- _What is asked_: Return the whole listing, line for line, without the pictures in it.

Supplied material start

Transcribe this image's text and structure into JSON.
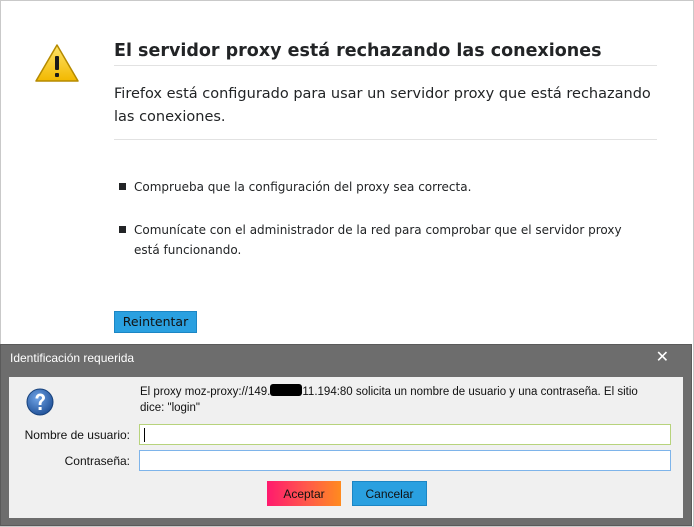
{
  "error_page": {
    "title": "El servidor proxy está rechazando las conexiones",
    "description": "Firefox está configurado para usar un servidor proxy que está rechazando las conexiones.",
    "suggestions": [
      "Comprueba que la configuración del proxy sea correcta.",
      "Comunícate con el administrador de la red para comprobar que el servidor proxy está funcionando."
    ],
    "retry_label": "Reintentar",
    "icon": "warning-icon"
  },
  "auth_dialog": {
    "title": "Identificación requerida",
    "close_glyph": "✕",
    "icon": "question-icon",
    "message_prefix": "El proxy moz-proxy://149.",
    "message_suffix": "11.194:80 solicita un nombre de usuario y una contraseña. El sitio dice: \"login\"",
    "username_label": "Nombre de usuario:",
    "username_value": "",
    "password_label": "Contraseña:",
    "password_value": "",
    "accept_label": "Aceptar",
    "cancel_label": "Cancelar"
  },
  "colors": {
    "accent_blue": "#2aa0e0",
    "warning_yellow": "#f5c400",
    "dialog_frame": "#6d6d6d",
    "question_icon_blue": "#2f64a8"
  }
}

Supplied material end

- _Output for this task_:
Transcribe this image's text and structure into JSON.
{
  "error_page": {
    "title": "El servidor proxy está rechazando las conexiones",
    "description": "Firefox está configurado para usar un servidor proxy que está rechazando las conexiones.",
    "suggestions": [
      "Comprueba que la configuración del proxy sea correcta.",
      "Comunícate con el administrador de la red para comprobar que el servidor proxy está funcionando."
    ],
    "retry_label": "Reintentar",
    "icon": "warning-icon"
  },
  "auth_dialog": {
    "title": "Identificación requerida",
    "close_glyph": "✕",
    "icon": "question-icon",
    "message_prefix": "El proxy moz-proxy://149.",
    "message_suffix": "11.194:80 solicita un nombre de usuario y una contraseña. El sitio dice: \"login\"",
    "username_label": "Nombre de usuario:",
    "username_value": "",
    "password_label": "Contraseña:",
    "password_value": "",
    "accept_label": "Aceptar",
    "cancel_label": "Cancelar"
  },
  "colors": {
    "accent_blue": "#2aa0e0",
    "warning_yellow": "#f5c400",
    "dialog_frame": "#6d6d6d",
    "question_icon_blue": "#2f64a8"
  }
}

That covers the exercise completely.